> **DIRECTIVE**:
Report all lines from the entries below in which "Genap" appears.

*** INPUT FOR THIS TASK

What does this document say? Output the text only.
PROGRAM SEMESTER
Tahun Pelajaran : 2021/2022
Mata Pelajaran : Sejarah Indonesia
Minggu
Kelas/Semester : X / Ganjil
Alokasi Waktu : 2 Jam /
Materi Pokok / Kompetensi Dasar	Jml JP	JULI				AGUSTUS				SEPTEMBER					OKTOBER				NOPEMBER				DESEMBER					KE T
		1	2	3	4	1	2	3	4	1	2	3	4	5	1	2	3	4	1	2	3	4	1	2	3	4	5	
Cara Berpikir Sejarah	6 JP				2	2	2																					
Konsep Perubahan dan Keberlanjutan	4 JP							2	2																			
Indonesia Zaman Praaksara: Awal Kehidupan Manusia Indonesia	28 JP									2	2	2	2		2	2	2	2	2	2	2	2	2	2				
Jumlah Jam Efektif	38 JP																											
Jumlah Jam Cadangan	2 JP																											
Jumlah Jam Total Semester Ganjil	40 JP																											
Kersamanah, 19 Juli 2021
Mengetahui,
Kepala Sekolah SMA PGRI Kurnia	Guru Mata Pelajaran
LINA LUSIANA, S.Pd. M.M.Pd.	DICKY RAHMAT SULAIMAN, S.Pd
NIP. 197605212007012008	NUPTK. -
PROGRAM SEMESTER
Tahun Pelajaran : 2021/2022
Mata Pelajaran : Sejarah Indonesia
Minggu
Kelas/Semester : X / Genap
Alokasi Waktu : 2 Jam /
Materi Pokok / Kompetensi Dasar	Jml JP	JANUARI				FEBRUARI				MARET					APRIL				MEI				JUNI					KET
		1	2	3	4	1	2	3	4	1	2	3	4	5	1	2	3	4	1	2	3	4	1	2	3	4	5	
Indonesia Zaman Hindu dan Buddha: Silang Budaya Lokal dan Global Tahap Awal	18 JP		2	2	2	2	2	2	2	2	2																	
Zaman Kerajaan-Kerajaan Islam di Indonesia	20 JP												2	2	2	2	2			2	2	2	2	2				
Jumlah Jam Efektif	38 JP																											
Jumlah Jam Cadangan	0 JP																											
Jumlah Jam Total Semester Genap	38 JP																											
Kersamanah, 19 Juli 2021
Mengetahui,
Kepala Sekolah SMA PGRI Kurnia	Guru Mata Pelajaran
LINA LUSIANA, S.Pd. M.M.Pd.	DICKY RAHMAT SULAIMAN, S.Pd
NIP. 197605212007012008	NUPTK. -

******
*** INPUT FOR THIS TASK

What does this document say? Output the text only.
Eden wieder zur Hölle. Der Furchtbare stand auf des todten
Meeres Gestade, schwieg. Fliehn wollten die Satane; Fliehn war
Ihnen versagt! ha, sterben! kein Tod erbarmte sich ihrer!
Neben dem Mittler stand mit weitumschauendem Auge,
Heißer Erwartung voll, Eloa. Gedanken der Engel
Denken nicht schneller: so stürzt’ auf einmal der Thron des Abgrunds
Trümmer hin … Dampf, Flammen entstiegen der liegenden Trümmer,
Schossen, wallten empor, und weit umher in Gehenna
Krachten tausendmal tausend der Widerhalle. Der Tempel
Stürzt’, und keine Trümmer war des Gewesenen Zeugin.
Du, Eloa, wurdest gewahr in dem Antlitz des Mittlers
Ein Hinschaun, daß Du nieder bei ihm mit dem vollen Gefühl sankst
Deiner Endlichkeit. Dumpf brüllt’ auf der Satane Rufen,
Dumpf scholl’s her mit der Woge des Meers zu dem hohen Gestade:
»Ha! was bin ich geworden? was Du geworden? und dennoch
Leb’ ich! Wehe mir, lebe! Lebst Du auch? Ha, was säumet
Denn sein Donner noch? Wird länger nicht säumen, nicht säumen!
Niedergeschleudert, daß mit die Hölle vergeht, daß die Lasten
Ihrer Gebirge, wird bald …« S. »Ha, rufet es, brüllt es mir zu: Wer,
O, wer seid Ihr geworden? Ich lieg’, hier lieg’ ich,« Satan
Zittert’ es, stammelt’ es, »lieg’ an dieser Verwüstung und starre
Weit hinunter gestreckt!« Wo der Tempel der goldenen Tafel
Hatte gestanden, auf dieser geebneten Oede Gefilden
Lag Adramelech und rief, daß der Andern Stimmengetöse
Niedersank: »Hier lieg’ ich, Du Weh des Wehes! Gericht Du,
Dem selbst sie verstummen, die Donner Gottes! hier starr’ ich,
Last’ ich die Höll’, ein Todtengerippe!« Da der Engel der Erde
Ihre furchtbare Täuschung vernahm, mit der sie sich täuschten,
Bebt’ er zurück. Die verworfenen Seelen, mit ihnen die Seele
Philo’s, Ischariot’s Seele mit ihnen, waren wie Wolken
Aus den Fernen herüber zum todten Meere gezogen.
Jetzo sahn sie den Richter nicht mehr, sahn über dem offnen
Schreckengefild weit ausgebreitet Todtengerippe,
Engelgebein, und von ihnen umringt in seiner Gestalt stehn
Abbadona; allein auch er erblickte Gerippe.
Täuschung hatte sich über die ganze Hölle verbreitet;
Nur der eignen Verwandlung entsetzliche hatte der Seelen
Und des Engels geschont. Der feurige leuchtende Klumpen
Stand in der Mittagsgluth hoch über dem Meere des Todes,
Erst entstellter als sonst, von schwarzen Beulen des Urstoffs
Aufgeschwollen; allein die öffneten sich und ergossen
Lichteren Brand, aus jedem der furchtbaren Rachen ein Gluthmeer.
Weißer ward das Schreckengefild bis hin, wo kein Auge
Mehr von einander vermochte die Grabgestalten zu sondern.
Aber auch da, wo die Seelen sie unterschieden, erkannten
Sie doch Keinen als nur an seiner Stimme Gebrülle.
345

******
*** INPUT FOR THIS TASK

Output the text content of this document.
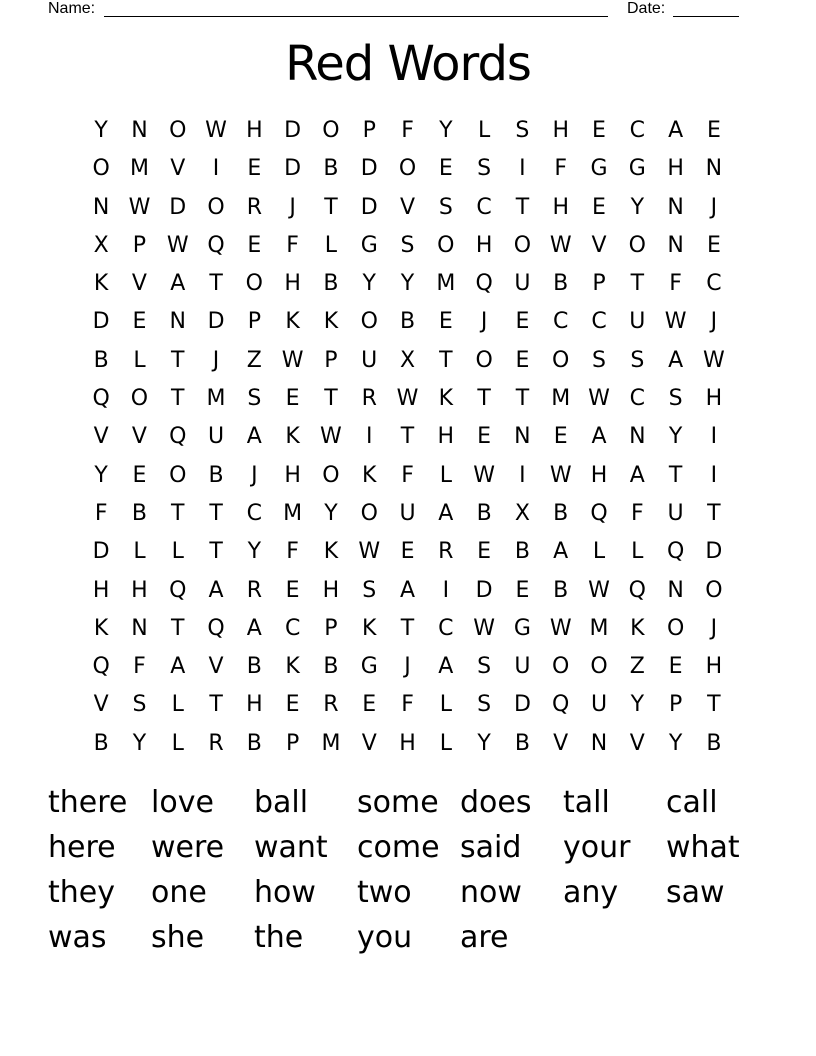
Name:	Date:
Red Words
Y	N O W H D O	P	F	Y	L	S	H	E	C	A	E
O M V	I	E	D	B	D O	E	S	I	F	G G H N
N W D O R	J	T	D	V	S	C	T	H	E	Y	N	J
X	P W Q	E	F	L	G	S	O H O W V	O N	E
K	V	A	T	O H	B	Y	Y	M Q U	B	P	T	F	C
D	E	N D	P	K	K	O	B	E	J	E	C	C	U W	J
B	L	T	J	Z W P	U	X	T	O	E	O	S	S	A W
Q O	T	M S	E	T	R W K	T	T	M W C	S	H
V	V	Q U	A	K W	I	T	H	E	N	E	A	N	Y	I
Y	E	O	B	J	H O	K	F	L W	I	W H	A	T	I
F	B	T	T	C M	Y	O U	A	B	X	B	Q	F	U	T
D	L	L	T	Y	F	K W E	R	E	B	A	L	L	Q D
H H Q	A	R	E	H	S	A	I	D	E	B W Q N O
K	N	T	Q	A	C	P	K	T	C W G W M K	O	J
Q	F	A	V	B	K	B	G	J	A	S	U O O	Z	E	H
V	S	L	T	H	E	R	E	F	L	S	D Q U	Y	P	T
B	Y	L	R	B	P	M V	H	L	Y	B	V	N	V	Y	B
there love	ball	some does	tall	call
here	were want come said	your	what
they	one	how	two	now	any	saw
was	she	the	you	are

******

> **SOLUTION FOR THIS EXERCISE**:
Kelas/Semester : X / Genap
Jumlah Jam Total Semester Genap	38 JP																											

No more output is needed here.